> **Exercise inputs**:
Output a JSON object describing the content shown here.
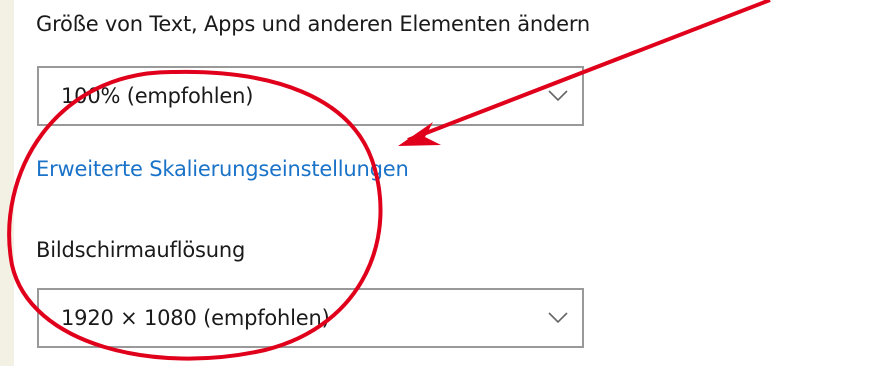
{
  "scaling": {
    "label": "Größe von Text, Apps und anderen Elementen ändern",
    "selected_value": "100% (empfohlen)"
  },
  "advanced_link": {
    "label": "Erweiterte Skalierungseinstellungen"
  },
  "resolution": {
    "label": "Bildschirmauflösung",
    "selected_value": "1920 × 1080 (empfohlen)"
  },
  "colors": {
    "link": "#1a73c8",
    "annotation": "#e0001b",
    "border": "#999999"
  },
  "icons": {
    "dropdown": "chevron-down-icon",
    "annotation_arrow": "arrow-annotation",
    "annotation_circle": "circle-annotation"
  }
}
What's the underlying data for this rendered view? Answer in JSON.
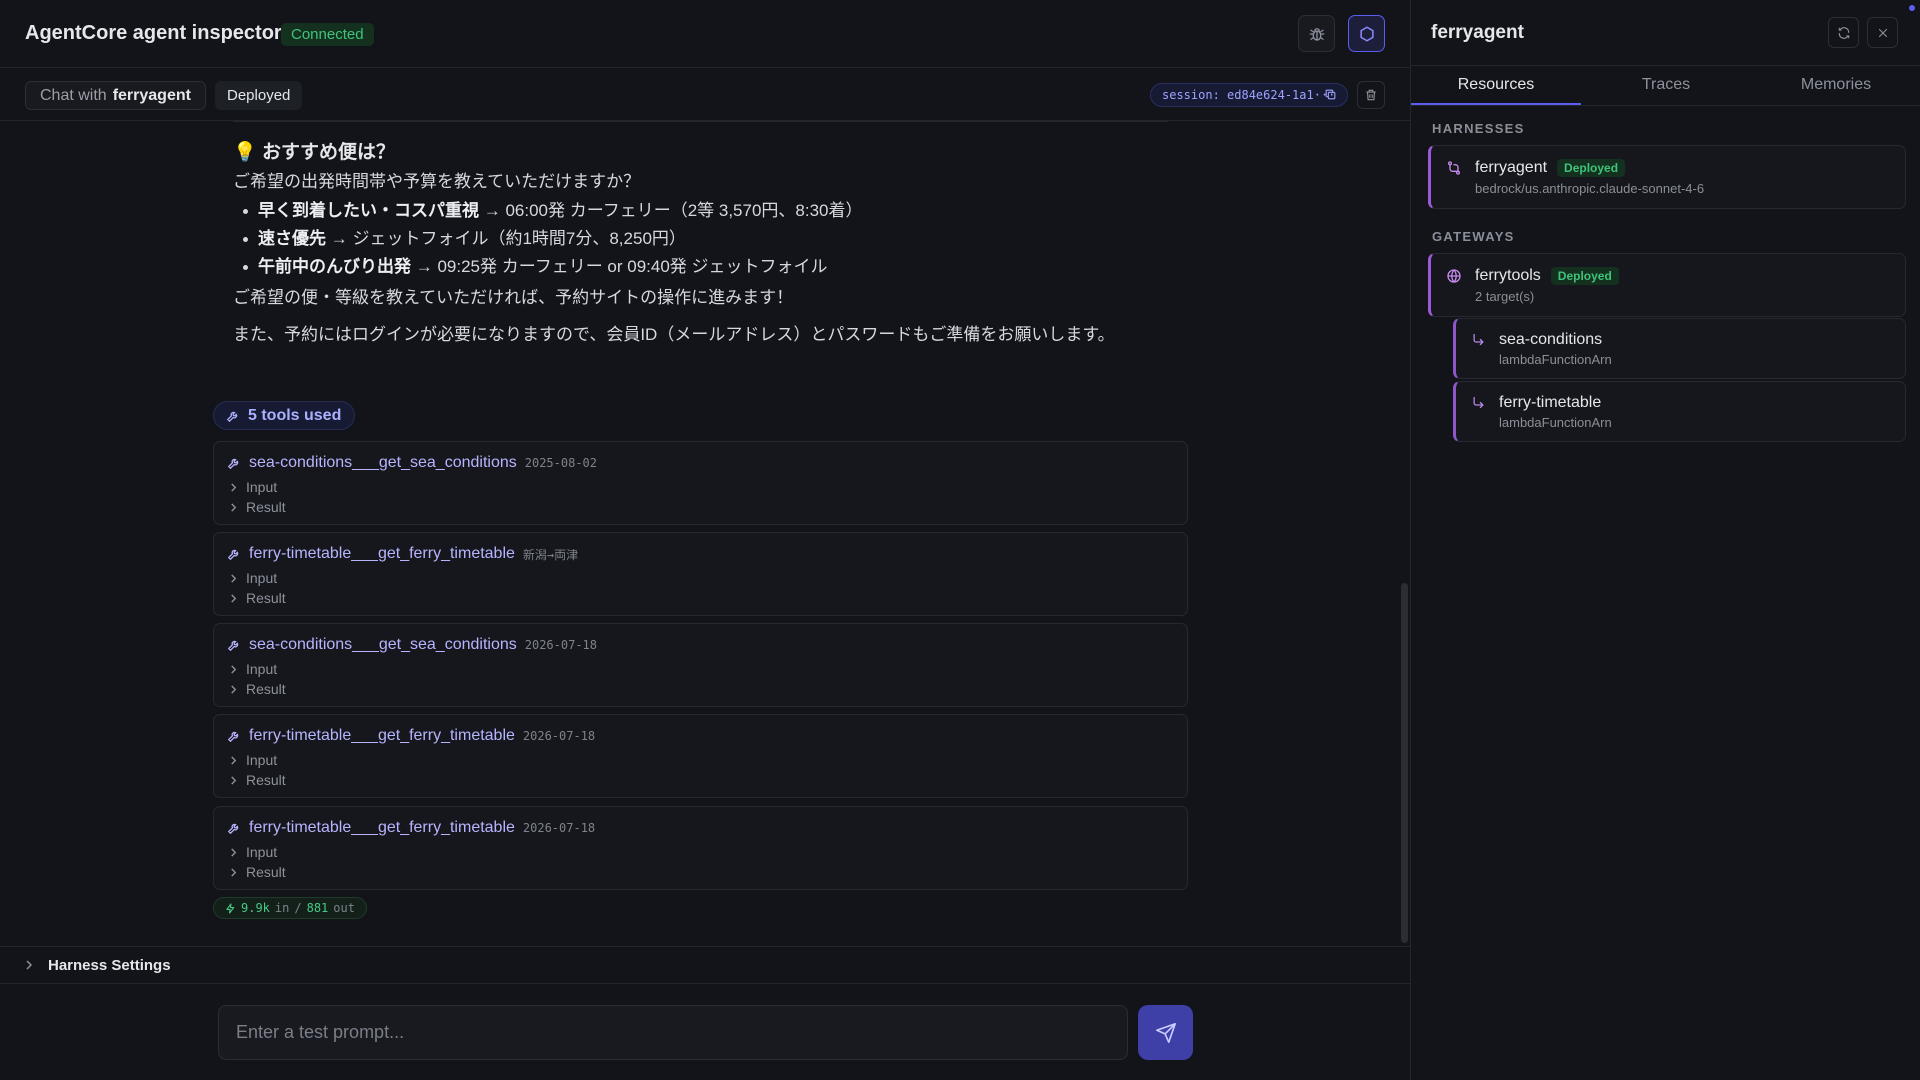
{
  "app": {
    "title": "AgentCore agent inspector",
    "status": "Connected"
  },
  "header": {
    "bug_icon": "bug-icon",
    "panel_icon": "hexagon-icon"
  },
  "chat_header": {
    "chat_with_label": "Chat with",
    "agent_name": "ferryagent",
    "deployed_label": "Deployed",
    "session": "session: ed84e624-1a1···"
  },
  "message": {
    "heading_emoji": "💡",
    "heading": "おすすめ便は？",
    "intro": "ご希望の出発時間帯や予算を教えていただけますか？",
    "options": [
      {
        "bold": "早く到着したい・コスパ重視",
        "rest": " → 06:00発 カーフェリー（2等 3,570円、8:30着）"
      },
      {
        "bold": "速さ優先",
        "rest": " → ジェットフォイル（約1時間7分、8,250円）"
      },
      {
        "bold": "午前中のんびり出発",
        "rest": " → 09:25発 カーフェリー or 09:40発 ジェットフォイル"
      }
    ],
    "followup": "ご希望の便・等級を教えていただければ、予約サイトの操作に進みます！",
    "login_note": "また、予約にはログインが必要になりますので、会員ID（メールアドレス）とパスワードもご準備をお願いします。"
  },
  "tools": {
    "summary": "5 tools used",
    "input_label": "Input",
    "result_label": "Result",
    "items": [
      {
        "name": "sea-conditions___get_sea_conditions",
        "arg": "2025-08-02"
      },
      {
        "name": "ferry-timetable___get_ferry_timetable",
        "arg": "新潟→両津"
      },
      {
        "name": "sea-conditions___get_sea_conditions",
        "arg": "2026-07-18"
      },
      {
        "name": "ferry-timetable___get_ferry_timetable",
        "arg": "2026-07-18"
      },
      {
        "name": "ferry-timetable___get_ferry_timetable",
        "arg": "2026-07-18"
      }
    ]
  },
  "tokens": {
    "in_value": "9.9k",
    "in_label": "in",
    "sep": "/",
    "out_value": "881",
    "out_label": "out"
  },
  "harness_settings": "Harness Settings",
  "composer": {
    "placeholder": "Enter a test prompt..."
  },
  "panel": {
    "title": "ferryagent",
    "tabs": [
      "Resources",
      "Traces",
      "Memories"
    ],
    "active_tab": "Resources",
    "harnesses_label": "HARNESSES",
    "harness": {
      "name": "ferryagent",
      "status": "Deployed",
      "model": "bedrock/us.anthropic.claude-sonnet-4-6"
    },
    "gateways_label": "GATEWAYS",
    "gateway": {
      "name": "ferrytools",
      "status": "Deployed",
      "targets_count": "2 target(s)",
      "targets": [
        {
          "name": "sea-conditions",
          "type": "lambdaFunctionArn"
        },
        {
          "name": "ferry-timetable",
          "type": "lambdaFunctionArn"
        }
      ]
    }
  },
  "colors": {
    "accent": "#5b5cf0",
    "connected": "#3ec47a",
    "tool_name": "#b7b4ff",
    "resource_border": "#9b5bd6"
  }
}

> **Task to complete**:
All of the data above should be transcribed verbatim, with pictures omitted.

> **Problem solution**:
Output a JSON object describing the content shown here.
{
  "scaling": {
    "label": "Größe von Text, Apps und anderen Elementen ändern",
    "selected_value": "100% (empfohlen)"
  },
  "advanced_link": {
    "label": "Erweiterte Skalierungseinstellungen"
  },
  "resolution": {
    "label": "Bildschirmauflösung",
    "selected_value": "1920 × 1080 (empfohlen)"
  },
  "colors": {
    "link": "#1a73c8",
    "annotation": "#e0001b",
    "border": "#999999"
  },
  "icons": {
    "dropdown": "chevron-down-icon",
    "annotation_arrow": "arrow-annotation",
    "annotation_circle": "circle-annotation"
  }
}
What's the underlying data for this rendered view? Answer in JSON.
{
  "app": {
    "title": "AgentCore agent inspector",
    "status": "Connected"
  },
  "header": {
    "bug_icon": "bug-icon",
    "panel_icon": "hexagon-icon"
  },
  "chat_header": {
    "chat_with_label": "Chat with",
    "agent_name": "ferryagent",
    "deployed_label": "Deployed",
    "session": "session: ed84e624-1a1···"
  },
  "message": {
    "heading_emoji": "💡",
    "heading": "おすすめ便は？",
    "intro": "ご希望の出発時間帯や予算を教えていただけますか？",
    "options": [
      {
        "bold": "早く到着したい・コスパ重視",
        "rest": " → 06:00発 カーフェリー（2等 3,570円、8:30着）"
      },
      {
        "bold": "速さ優先",
        "rest": " → ジェットフォイル（約1時間7分、8,250円）"
      },
      {
        "bold": "午前中のんびり出発",
        "rest": " → 09:25発 カーフェリー or 09:40発 ジェットフォイル"
      }
    ],
    "followup": "ご希望の便・等級を教えていただければ、予約サイトの操作に進みます！",
    "login_note": "また、予約にはログインが必要になりますので、会員ID（メールアドレス）とパスワードもご準備をお願いします。"
  },
  "tools": {
    "summary": "5 tools used",
    "input_label": "Input",
    "result_label": "Result",
    "items": [
      {
        "name": "sea-conditions___get_sea_conditions",
        "arg": "2025-08-02"
      },
      {
        "name": "ferry-timetable___get_ferry_timetable",
        "arg": "新潟→両津"
      },
      {
        "name": "sea-conditions___get_sea_conditions",
        "arg": "2026-07-18"
      },
      {
        "name": "ferry-timetable___get_ferry_timetable",
        "arg": "2026-07-18"
      },
      {
        "name": "ferry-timetable___get_ferry_timetable",
        "arg": "2026-07-18"
      }
    ]
  },
  "tokens": {
    "in_value": "9.9k",
    "in_label": "in",
    "sep": "/",
    "out_value": "881",
    "out_label": "out"
  },
  "harness_settings": "Harness Settings",
  "composer": {
    "placeholder": "Enter a test prompt..."
  },
  "panel": {
    "title": "ferryagent",
    "tabs": [
      "Resources",
      "Traces",
      "Memories"
    ],
    "active_tab": "Resources",
    "harnesses_label": "HARNESSES",
    "harness": {
      "name": "ferryagent",
      "status": "Deployed",
      "model": "bedrock/us.anthropic.claude-sonnet-4-6"
    },
    "gateways_label": "GATEWAYS",
    "gateway": {
      "name": "ferrytools",
      "status": "Deployed",
      "targets_count": "2 target(s)",
      "targets": [
        {
          "name": "sea-conditions",
          "type": "lambdaFunctionArn"
        },
        {
          "name": "ferry-timetable",
          "type": "lambdaFunctionArn"
        }
      ]
    }
  },
  "colors": {
    "accent": "#5b5cf0",
    "connected": "#3ec47a",
    "tool_name": "#b7b4ff",
    "resource_border": "#9b5bd6"
  }
}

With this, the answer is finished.